#### [TASK TO CARRY OUT]
Extract the lines that hold the string "Industrial".

+++

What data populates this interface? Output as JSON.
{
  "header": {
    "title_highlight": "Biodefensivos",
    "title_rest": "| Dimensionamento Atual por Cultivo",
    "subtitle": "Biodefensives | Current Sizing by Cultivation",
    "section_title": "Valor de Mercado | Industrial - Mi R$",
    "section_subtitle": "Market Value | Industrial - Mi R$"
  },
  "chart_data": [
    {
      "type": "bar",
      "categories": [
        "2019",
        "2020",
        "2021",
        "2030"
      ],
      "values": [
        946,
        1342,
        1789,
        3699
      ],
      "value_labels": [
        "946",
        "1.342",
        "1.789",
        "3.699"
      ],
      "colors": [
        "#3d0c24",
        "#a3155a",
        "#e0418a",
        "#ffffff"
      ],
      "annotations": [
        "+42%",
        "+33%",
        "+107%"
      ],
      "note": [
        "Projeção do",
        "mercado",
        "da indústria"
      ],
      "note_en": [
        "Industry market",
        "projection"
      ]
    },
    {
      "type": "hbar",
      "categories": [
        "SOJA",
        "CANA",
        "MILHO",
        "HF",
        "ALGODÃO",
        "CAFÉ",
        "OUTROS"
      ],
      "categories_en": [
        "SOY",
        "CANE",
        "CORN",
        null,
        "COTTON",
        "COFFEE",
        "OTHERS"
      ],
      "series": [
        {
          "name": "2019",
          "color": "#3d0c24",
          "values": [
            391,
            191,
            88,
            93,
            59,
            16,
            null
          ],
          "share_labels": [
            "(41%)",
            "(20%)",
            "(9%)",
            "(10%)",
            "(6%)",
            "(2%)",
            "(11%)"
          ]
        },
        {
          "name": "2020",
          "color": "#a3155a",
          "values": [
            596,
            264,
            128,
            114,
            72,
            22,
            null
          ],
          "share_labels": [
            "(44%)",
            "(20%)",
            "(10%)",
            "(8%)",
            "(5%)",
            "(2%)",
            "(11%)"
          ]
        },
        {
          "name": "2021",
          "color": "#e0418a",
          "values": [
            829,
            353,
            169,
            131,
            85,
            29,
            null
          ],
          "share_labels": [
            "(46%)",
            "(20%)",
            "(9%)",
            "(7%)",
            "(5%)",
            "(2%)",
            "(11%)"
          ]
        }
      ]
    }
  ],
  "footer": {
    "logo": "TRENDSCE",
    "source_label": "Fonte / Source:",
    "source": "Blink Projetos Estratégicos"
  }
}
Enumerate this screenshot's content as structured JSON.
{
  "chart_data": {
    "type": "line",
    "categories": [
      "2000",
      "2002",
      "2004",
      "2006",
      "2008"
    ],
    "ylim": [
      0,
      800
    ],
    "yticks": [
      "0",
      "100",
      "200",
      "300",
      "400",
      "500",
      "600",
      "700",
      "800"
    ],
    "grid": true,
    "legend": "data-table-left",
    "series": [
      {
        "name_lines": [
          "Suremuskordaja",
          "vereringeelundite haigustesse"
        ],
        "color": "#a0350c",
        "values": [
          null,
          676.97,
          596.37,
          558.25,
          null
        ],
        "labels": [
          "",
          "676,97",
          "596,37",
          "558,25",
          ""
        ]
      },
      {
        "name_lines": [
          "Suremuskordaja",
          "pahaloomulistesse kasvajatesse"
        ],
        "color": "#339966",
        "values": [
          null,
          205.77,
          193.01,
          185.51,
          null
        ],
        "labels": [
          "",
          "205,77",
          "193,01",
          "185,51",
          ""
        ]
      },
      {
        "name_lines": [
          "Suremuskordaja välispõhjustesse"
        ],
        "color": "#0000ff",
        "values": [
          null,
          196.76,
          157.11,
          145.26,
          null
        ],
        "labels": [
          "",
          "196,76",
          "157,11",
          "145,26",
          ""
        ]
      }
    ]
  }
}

+++

#### [EXPECTED ANSWER]
    "section_title": "Valor de Mercado | Industrial - Mi R$",
    "section_subtitle": "Market Value | Industrial - Mi R$"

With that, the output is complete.